Stated exercise:
Copy all records verbatim.

Given information:

━━━━━━━━━━━━━━━━━━━━

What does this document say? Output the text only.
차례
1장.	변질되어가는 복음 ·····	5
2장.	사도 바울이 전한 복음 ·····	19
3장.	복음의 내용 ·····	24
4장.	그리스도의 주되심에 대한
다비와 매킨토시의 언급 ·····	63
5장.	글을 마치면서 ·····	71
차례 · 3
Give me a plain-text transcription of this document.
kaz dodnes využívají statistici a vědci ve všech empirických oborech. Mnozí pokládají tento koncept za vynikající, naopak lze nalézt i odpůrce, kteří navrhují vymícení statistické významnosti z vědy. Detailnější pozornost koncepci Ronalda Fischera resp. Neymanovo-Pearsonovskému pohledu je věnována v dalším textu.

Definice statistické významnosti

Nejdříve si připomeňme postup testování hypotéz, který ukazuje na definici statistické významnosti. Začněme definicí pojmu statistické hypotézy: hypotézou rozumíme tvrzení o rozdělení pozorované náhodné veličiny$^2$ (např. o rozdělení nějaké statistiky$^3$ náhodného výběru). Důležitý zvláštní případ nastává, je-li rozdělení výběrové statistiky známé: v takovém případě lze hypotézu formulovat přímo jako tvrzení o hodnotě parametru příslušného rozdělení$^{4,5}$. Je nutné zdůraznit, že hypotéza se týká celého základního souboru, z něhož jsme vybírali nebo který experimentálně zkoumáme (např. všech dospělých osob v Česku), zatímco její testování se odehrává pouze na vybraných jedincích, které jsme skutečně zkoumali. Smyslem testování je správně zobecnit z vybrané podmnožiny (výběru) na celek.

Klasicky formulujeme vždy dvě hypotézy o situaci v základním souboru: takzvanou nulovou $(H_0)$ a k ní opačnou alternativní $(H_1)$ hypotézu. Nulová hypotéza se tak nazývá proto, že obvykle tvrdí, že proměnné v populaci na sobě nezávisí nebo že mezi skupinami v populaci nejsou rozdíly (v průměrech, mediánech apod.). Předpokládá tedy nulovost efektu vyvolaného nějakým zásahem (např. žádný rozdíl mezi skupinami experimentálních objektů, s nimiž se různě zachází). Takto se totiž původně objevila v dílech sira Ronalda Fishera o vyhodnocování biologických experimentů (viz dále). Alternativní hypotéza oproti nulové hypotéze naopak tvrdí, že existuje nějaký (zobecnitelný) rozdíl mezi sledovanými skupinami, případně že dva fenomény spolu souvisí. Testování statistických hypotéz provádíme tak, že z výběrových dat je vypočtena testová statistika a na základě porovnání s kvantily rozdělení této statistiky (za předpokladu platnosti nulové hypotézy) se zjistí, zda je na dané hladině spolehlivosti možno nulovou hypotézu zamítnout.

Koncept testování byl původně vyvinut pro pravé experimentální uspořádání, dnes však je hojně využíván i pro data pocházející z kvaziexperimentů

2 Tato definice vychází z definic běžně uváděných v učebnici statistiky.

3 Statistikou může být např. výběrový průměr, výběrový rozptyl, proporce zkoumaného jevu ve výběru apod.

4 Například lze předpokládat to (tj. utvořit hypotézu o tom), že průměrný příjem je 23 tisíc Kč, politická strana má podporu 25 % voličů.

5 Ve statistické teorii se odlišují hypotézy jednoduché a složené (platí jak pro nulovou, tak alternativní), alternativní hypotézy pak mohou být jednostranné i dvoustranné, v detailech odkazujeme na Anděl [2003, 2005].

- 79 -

━━━━━━━━━━━━━━━━━━━━

Exercise output:
What does this document say? Output the text only.
차례
1장.	변질되어가는 복음 ·····	5
2장.	사도 바울이 전한 복음 ·····	19
3장.	복음의 내용 ·····	24
4장.	그리스도의 주되심에 대한
다비와 매킨토시의 언급 ·····	63
5장.	글을 마치면서 ·····	71
차례 · 3
Give me a plain-text transcription of this document.
kaz dodnes využívají statistici a vědci ve všech empirických oborech. Mnozí pokládají tento koncept za vynikající, naopak lze nalézt i odpůrce, kteří navrhují vymícení statistické významnosti z vědy. Detailnější pozornost koncepci Ronalda Fischera resp. Neymanovo-Pearsonovskému pohledu je věnována v dalším textu.

Definice statistické významnosti

Nejdříve si připomeňme postup testování hypotéz, který ukazuje na definici statistické významnosti. Začněme definicí pojmu statistické hypotézy: hypotézou rozumíme tvrzení o rozdělení pozorované náhodné veličiny$^2$ (např. o rozdělení nějaké statistiky$^3$ náhodného výběru). Důležitý zvláštní případ nastává, je-li rozdělení výběrové statistiky známé: v takovém případě lze hypotézu formulovat přímo jako tvrzení o hodnotě parametru příslušného rozdělení$^{4,5}$. Je nutné zdůraznit, že hypotéza se týká celého základního souboru, z něhož jsme vybírali nebo který experimentálně zkoumáme (např. všech dospělých osob v Česku), zatímco její testování se odehrává pouze na vybraných jedincích, které jsme skutečně zkoumali. Smyslem testování je správně zobecnit z vybrané podmnožiny (výběru) na celek.

Klasicky formulujeme vždy dvě hypotézy o situaci v základním souboru: takzvanou nulovou $(H_0)$ a k ní opačnou alternativní $(H_1)$ hypotézu. Nulová hypotéza se tak nazývá proto, že obvykle tvrdí, že proměnné v populaci na sobě nezávisí nebo že mezi skupinami v populaci nejsou rozdíly (v průměrech, mediánech apod.). Předpokládá tedy nulovost efektu vyvolaného nějakým zásahem (např. žádný rozdíl mezi skupinami experimentálních objektů, s nimiž se různě zachází). Takto se totiž původně objevila v dílech sira Ronalda Fishera o vyhodnocování biologických experimentů (viz dále). Alternativní hypotéza oproti nulové hypotéze naopak tvrdí, že existuje nějaký (zobecnitelný) rozdíl mezi sledovanými skupinami, případně že dva fenomény spolu souvisí. Testování statistických hypotéz provádíme tak, že z výběrových dat je vypočtena testová statistika a na základě porovnání s kvantily rozdělení této statistiky (za předpokladu platnosti nulové hypotézy) se zjistí, zda je na dané hladině spolehlivosti možno nulovou hypotézu zamítnout.

Koncept testování byl původně vyvinut pro pravé experimentální uspořádání, dnes však je hojně využíván i pro data pocházející z kvaziexperimentů

2 Tato definice vychází z definic běžně uváděných v učebnici statistiky.

3 Statistikou může být např. výběrový průměr, výběrový rozptyl, proporce zkoumaného jevu ve výběru apod.

4 Například lze předpokládat to (tj. utvořit hypotézu o tom), že průměrný příjem je 23 tisíc Kč, politická strana má podporu 25 % voličů.

5 Ve statistické teorii se odlišují hypotézy jednoduché a složené (platí jak pro nulovou, tak alternativní), alternativní hypotézy pak mohou být jednostranné i dvoustranné, v detailech odkazujeme na Anděl [2003, 2005].

- 79 -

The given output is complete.